**Your instructions**
The data must be returned in full and exactly as given.
----
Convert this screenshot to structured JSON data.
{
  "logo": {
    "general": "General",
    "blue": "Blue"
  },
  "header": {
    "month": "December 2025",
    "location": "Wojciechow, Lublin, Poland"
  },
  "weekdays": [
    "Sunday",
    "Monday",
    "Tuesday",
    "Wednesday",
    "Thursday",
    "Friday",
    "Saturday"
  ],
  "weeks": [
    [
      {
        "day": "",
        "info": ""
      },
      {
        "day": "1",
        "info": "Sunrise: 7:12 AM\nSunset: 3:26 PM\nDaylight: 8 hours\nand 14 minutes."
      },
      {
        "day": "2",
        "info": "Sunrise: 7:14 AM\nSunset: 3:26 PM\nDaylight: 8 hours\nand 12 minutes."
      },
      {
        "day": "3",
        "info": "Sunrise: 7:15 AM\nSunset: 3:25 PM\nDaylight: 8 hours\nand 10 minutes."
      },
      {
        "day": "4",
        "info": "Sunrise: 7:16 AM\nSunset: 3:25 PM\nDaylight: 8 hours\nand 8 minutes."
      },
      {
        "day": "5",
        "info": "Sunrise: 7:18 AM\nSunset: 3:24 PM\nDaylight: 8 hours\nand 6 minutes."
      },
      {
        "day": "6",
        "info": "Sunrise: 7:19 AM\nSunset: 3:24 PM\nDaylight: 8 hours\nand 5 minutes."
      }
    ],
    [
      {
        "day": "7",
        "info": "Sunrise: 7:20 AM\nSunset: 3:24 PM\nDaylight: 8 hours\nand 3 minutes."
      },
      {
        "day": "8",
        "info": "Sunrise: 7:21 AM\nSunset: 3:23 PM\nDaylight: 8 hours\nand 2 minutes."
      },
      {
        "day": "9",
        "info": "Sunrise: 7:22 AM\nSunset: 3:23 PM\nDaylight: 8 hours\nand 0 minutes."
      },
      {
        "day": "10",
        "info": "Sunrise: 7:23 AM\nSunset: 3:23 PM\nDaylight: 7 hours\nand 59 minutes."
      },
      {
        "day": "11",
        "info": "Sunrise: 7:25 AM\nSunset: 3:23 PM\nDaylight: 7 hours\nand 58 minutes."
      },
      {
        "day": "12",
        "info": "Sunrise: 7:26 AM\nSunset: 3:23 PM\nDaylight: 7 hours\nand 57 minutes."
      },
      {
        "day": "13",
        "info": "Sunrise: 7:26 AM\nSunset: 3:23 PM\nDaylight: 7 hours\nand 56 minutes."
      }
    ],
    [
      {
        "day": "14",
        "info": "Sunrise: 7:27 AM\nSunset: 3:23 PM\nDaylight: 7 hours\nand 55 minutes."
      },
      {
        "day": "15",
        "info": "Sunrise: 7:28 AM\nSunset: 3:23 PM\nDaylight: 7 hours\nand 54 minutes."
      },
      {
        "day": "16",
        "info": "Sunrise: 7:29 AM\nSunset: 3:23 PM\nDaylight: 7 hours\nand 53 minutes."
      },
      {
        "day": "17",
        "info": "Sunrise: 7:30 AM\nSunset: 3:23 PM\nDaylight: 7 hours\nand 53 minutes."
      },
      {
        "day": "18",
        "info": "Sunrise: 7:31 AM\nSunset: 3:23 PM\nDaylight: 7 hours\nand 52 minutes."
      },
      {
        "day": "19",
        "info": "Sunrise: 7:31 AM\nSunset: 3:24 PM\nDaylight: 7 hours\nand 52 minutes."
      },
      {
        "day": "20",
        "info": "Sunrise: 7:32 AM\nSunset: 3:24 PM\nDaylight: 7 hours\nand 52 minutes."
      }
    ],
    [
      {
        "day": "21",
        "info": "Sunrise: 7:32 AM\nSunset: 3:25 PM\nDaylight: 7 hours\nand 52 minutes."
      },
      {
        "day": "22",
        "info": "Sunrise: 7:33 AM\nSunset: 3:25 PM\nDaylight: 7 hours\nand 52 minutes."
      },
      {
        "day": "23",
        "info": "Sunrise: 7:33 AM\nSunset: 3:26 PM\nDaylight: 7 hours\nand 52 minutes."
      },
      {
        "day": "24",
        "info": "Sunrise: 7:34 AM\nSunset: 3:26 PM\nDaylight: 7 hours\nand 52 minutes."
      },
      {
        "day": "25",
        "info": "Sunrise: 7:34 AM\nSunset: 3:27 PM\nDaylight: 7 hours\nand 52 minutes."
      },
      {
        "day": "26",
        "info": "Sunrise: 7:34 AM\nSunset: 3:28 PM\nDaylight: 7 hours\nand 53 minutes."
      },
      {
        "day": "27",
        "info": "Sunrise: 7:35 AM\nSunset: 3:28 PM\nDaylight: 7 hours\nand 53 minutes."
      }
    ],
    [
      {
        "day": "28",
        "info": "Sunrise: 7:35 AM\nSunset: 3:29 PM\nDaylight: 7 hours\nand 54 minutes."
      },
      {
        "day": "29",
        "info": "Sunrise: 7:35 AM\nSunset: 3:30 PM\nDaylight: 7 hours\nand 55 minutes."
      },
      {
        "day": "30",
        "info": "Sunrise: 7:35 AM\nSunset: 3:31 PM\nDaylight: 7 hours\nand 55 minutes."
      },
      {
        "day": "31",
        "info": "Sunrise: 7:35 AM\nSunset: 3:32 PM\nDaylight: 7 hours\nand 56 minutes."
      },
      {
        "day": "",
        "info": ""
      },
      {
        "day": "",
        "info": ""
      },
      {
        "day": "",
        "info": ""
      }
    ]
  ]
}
----
**Complete response**
Convert this screenshot to structured JSON data.
{
  "logo": {
    "general": "General",
    "blue": "Blue"
  },
  "header": {
    "month": "December 2025",
    "location": "Wojciechow, Lublin, Poland"
  },
  "weekdays": [
    "Sunday",
    "Monday",
    "Tuesday",
    "Wednesday",
    "Thursday",
    "Friday",
    "Saturday"
  ],
  "weeks": [
    [
      {
        "day": "",
        "info": ""
      },
      {
        "day": "1",
        "info": "Sunrise: 7:12 AM\nSunset: 3:26 PM\nDaylight: 8 hours\nand 14 minutes."
      },
      {
        "day": "2",
        "info": "Sunrise: 7:14 AM\nSunset: 3:26 PM\nDaylight: 8 hours\nand 12 minutes."
      },
      {
        "day": "3",
        "info": "Sunrise: 7:15 AM\nSunset: 3:25 PM\nDaylight: 8 hours\nand 10 minutes."
      },
      {
        "day": "4",
        "info": "Sunrise: 7:16 AM\nSunset: 3:25 PM\nDaylight: 8 hours\nand 8 minutes."
      },
      {
        "day": "5",
        "info": "Sunrise: 7:18 AM\nSunset: 3:24 PM\nDaylight: 8 hours\nand 6 minutes."
      },
      {
        "day": "6",
        "info": "Sunrise: 7:19 AM\nSunset: 3:24 PM\nDaylight: 8 hours\nand 5 minutes."
      }
    ],
    [
      {
        "day": "7",
        "info": "Sunrise: 7:20 AM\nSunset: 3:24 PM\nDaylight: 8 hours\nand 3 minutes."
      },
      {
        "day": "8",
        "info": "Sunrise: 7:21 AM\nSunset: 3:23 PM\nDaylight: 8 hours\nand 2 minutes."
      },
      {
        "day": "9",
        "info": "Sunrise: 7:22 AM\nSunset: 3:23 PM\nDaylight: 8 hours\nand 0 minutes."
      },
      {
        "day": "10",
        "info": "Sunrise: 7:23 AM\nSunset: 3:23 PM\nDaylight: 7 hours\nand 59 minutes."
      },
      {
        "day": "11",
        "info": "Sunrise: 7:25 AM\nSunset: 3:23 PM\nDaylight: 7 hours\nand 58 minutes."
      },
      {
        "day": "12",
        "info": "Sunrise: 7:26 AM\nSunset: 3:23 PM\nDaylight: 7 hours\nand 57 minutes."
      },
      {
        "day": "13",
        "info": "Sunrise: 7:26 AM\nSunset: 3:23 PM\nDaylight: 7 hours\nand 56 minutes."
      }
    ],
    [
      {
        "day": "14",
        "info": "Sunrise: 7:27 AM\nSunset: 3:23 PM\nDaylight: 7 hours\nand 55 minutes."
      },
      {
        "day": "15",
        "info": "Sunrise: 7:28 AM\nSunset: 3:23 PM\nDaylight: 7 hours\nand 54 minutes."
      },
      {
        "day": "16",
        "info": "Sunrise: 7:29 AM\nSunset: 3:23 PM\nDaylight: 7 hours\nand 53 minutes."
      },
      {
        "day": "17",
        "info": "Sunrise: 7:30 AM\nSunset: 3:23 PM\nDaylight: 7 hours\nand 53 minutes."
      },
      {
        "day": "18",
        "info": "Sunrise: 7:31 AM\nSunset: 3:23 PM\nDaylight: 7 hours\nand 52 minutes."
      },
      {
        "day": "19",
        "info": "Sunrise: 7:31 AM\nSunset: 3:24 PM\nDaylight: 7 hours\nand 52 minutes."
      },
      {
        "day": "20",
        "info": "Sunrise: 7:32 AM\nSunset: 3:24 PM\nDaylight: 7 hours\nand 52 minutes."
      }
    ],
    [
      {
        "day": "21",
        "info": "Sunrise: 7:32 AM\nSunset: 3:25 PM\nDaylight: 7 hours\nand 52 minutes."
      },
      {
        "day": "22",
        "info": "Sunrise: 7:33 AM\nSunset: 3:25 PM\nDaylight: 7 hours\nand 52 minutes."
      },
      {
        "day": "23",
        "info": "Sunrise: 7:33 AM\nSunset: 3:26 PM\nDaylight: 7 hours\nand 52 minutes."
      },
      {
        "day": "24",
        "info": "Sunrise: 7:34 AM\nSunset: 3:26 PM\nDaylight: 7 hours\nand 52 minutes."
      },
      {
        "day": "25",
        "info": "Sunrise: 7:34 AM\nSunset: 3:27 PM\nDaylight: 7 hours\nand 52 minutes."
      },
      {
        "day": "26",
        "info": "Sunrise: 7:34 AM\nSunset: 3:28 PM\nDaylight: 7 hours\nand 53 minutes."
      },
      {
        "day": "27",
        "info": "Sunrise: 7:35 AM\nSunset: 3:28 PM\nDaylight: 7 hours\nand 53 minutes."
      }
    ],
    [
      {
        "day": "28",
        "info": "Sunrise: 7:35 AM\nSunset: 3:29 PM\nDaylight: 7 hours\nand 54 minutes."
      },
      {
        "day": "29",
        "info": "Sunrise: 7:35 AM\nSunset: 3:30 PM\nDaylight: 7 hours\nand 55 minutes."
      },
      {
        "day": "30",
        "info": "Sunrise: 7:35 AM\nSunset: 3:31 PM\nDaylight: 7 hours\nand 55 minutes."
      },
      {
        "day": "31",
        "info": "Sunrise: 7:35 AM\nSunset: 3:32 PM\nDaylight: 7 hours\nand 56 minutes."
      },
      {
        "day": "",
        "info": ""
      },
      {
        "day": "",
        "info": ""
      },
      {
        "day": "",
        "info": ""
      }
    ]
  ]
}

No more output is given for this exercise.